### Dataset extract

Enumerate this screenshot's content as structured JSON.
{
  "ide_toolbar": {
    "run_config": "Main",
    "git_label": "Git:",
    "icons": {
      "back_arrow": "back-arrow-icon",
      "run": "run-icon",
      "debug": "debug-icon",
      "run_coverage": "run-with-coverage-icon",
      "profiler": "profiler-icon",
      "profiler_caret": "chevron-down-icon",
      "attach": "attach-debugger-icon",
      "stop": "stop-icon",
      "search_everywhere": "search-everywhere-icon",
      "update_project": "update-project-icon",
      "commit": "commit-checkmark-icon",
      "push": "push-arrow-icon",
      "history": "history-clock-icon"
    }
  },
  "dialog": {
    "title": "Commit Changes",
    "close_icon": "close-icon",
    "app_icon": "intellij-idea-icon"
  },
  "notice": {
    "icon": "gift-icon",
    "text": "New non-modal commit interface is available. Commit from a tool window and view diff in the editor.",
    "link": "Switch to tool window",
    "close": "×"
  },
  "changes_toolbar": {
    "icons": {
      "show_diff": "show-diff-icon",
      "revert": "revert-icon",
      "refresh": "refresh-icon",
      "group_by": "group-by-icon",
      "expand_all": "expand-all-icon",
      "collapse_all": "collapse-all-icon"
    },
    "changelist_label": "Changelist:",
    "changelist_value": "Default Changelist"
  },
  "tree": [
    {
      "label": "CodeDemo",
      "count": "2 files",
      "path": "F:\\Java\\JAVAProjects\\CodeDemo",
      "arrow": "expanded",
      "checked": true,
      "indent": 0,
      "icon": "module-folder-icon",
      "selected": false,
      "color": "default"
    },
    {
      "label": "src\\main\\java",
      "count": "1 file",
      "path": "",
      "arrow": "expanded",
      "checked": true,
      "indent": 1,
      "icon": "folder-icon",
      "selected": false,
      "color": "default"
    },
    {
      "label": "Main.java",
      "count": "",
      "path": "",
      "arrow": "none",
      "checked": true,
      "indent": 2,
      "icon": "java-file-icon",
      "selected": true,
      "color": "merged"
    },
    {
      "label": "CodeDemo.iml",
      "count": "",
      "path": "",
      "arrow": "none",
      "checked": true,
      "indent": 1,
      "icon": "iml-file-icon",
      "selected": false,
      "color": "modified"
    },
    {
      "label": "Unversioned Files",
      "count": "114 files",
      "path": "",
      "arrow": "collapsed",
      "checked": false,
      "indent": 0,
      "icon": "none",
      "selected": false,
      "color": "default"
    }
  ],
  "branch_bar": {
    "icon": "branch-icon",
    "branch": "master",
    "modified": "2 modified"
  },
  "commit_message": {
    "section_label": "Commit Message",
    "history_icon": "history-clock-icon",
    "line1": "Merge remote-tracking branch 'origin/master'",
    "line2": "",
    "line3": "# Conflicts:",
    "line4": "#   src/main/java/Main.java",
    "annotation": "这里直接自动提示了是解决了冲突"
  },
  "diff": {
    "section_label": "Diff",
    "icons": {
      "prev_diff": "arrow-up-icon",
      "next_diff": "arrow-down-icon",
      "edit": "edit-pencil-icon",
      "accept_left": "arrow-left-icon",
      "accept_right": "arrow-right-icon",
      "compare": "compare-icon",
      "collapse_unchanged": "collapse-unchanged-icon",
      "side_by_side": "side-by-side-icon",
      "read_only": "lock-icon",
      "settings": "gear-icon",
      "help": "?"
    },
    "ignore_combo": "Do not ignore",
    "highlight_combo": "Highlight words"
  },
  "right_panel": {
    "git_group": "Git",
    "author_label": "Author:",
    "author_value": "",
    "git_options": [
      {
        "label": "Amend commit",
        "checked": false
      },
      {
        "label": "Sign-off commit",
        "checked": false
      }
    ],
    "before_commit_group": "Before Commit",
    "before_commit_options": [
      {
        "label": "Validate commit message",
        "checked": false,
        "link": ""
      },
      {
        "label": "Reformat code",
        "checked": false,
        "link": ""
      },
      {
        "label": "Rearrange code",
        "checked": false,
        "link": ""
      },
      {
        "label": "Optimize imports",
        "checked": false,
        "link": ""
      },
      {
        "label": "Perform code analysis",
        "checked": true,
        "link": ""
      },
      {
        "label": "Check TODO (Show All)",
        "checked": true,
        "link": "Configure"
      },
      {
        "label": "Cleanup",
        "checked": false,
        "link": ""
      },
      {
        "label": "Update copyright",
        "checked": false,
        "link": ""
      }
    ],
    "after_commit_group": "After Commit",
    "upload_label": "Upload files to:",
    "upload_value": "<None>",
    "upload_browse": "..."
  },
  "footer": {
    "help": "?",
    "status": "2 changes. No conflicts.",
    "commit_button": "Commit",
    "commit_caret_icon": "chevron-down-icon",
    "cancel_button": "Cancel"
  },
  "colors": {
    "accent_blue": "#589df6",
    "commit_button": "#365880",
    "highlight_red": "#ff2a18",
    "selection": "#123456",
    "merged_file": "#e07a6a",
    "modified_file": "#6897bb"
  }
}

######

> **Task to carry out**
Track down every line holding the string "window" and copy it.

> **Answer for this exercise**
    "text": "New non-modal commit interface is available. Commit from a tool window and view diff in the editor.",
    "link": "Switch to tool window",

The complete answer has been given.